*Given records:*
↓
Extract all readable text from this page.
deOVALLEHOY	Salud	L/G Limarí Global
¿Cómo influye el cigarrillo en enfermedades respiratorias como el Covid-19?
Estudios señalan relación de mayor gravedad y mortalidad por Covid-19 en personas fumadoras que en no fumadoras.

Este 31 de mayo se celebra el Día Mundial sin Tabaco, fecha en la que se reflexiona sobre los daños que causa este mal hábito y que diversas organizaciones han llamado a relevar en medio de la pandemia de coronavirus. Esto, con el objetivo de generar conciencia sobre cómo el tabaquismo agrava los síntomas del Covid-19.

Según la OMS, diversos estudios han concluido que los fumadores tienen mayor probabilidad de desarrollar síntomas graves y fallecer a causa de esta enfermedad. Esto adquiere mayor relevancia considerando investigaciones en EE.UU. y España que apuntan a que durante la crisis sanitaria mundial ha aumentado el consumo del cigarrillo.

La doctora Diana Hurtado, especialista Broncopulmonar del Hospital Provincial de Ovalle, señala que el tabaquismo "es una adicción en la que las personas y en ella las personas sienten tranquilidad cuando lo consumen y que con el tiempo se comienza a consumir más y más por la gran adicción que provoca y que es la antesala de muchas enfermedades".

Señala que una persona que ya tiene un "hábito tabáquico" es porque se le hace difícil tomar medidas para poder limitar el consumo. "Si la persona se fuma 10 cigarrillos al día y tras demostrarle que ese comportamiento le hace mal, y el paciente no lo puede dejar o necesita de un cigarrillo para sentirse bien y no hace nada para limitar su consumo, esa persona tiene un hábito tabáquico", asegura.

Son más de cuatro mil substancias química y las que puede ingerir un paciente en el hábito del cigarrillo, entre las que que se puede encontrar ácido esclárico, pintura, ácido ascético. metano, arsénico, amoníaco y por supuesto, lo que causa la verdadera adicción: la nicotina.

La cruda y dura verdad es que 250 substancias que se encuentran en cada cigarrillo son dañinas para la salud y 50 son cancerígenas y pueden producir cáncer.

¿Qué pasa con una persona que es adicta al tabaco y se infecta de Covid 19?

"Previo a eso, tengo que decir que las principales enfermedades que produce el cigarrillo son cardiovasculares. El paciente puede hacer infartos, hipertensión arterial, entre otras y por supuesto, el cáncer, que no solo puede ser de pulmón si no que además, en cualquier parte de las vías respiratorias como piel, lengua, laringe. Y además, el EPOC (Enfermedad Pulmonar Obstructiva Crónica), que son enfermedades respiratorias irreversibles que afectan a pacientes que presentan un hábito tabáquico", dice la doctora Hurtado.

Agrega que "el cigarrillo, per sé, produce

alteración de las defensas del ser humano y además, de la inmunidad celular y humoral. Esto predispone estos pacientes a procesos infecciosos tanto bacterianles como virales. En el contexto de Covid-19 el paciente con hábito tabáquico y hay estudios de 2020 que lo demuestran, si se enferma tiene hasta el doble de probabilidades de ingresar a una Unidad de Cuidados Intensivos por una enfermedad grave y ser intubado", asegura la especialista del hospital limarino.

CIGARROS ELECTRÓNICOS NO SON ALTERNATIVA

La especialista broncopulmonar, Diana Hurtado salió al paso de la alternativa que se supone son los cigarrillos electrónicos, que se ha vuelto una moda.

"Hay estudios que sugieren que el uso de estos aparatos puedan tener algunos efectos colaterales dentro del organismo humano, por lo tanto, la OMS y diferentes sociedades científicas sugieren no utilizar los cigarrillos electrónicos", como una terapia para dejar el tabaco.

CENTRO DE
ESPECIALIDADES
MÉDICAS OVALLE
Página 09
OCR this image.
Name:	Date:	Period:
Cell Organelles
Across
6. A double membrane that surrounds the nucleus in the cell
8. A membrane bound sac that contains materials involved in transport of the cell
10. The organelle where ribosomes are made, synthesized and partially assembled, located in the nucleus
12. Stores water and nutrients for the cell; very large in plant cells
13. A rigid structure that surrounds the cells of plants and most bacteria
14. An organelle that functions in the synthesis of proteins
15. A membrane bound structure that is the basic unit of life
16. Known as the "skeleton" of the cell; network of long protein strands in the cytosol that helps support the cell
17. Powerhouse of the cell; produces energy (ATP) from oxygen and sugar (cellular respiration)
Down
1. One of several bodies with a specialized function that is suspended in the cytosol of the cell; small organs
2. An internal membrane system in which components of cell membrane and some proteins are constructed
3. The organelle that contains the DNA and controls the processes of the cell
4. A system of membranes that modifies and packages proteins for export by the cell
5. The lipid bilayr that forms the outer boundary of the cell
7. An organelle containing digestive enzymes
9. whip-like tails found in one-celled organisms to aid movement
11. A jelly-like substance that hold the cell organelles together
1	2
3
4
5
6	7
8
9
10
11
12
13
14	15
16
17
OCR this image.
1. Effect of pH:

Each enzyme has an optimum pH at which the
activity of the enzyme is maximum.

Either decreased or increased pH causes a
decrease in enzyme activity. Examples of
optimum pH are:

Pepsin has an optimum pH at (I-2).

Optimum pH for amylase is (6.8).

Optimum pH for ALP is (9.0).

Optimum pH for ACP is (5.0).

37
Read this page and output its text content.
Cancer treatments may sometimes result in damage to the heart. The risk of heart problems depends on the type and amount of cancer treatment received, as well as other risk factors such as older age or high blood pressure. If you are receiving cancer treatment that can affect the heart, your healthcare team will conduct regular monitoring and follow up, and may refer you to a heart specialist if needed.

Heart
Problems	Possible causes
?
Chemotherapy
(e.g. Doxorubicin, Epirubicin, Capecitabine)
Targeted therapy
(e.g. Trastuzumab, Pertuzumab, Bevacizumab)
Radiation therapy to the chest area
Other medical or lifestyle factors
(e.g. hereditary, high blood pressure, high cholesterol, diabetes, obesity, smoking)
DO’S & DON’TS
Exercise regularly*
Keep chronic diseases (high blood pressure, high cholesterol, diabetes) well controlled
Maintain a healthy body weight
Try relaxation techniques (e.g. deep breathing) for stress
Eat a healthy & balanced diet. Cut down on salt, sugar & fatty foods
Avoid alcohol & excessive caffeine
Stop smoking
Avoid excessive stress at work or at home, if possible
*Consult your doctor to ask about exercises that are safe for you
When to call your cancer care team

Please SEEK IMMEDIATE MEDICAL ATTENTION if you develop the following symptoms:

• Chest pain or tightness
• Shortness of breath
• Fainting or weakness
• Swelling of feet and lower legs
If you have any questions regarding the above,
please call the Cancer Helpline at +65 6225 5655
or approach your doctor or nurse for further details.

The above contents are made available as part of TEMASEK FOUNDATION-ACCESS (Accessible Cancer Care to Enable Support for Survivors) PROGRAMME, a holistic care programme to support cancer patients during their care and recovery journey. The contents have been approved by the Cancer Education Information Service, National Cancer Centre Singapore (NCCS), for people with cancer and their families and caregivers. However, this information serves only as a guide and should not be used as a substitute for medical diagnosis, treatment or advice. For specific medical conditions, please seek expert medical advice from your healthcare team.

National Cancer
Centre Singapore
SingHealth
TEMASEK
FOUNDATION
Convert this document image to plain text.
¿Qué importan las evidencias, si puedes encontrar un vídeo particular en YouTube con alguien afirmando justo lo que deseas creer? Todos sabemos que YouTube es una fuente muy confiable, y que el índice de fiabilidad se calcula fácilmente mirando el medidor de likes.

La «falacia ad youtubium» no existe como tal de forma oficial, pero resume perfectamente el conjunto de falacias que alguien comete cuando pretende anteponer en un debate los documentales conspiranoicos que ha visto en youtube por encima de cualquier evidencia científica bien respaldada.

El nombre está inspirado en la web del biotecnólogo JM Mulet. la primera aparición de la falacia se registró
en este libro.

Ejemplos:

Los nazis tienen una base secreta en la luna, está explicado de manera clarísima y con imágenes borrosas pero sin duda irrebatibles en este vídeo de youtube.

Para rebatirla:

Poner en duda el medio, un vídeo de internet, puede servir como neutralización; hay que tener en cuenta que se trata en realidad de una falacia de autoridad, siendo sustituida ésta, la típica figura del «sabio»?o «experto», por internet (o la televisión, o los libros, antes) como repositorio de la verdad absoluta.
↑
*Problem to solve:* Copy out all lines of the material containing the word "tabaquismo".

*Answer for the task:*
Este 31 de mayo se celebra el Día Mundial sin Tabaco, fecha en la que se reflexiona sobre los daños que causa este mal hábito y que diversas organizaciones han llamado a relevar en medio de la pandemia de coronavirus. Esto, con el objetivo de generar conciencia sobre cómo el tabaquismo agrava los síntomas del Covid-19.
La doctora Diana Hurtado, especialista Broncopulmonar del Hospital Provincial de Ovalle, señala que el tabaquismo "es una adicción en la que las personas y en ella las personas sienten tranquilidad cuando lo consumen y que con el tiempo se comienza a consumir más y más por la gran adicción que provoca y que es la antesala de muchas enfermedades".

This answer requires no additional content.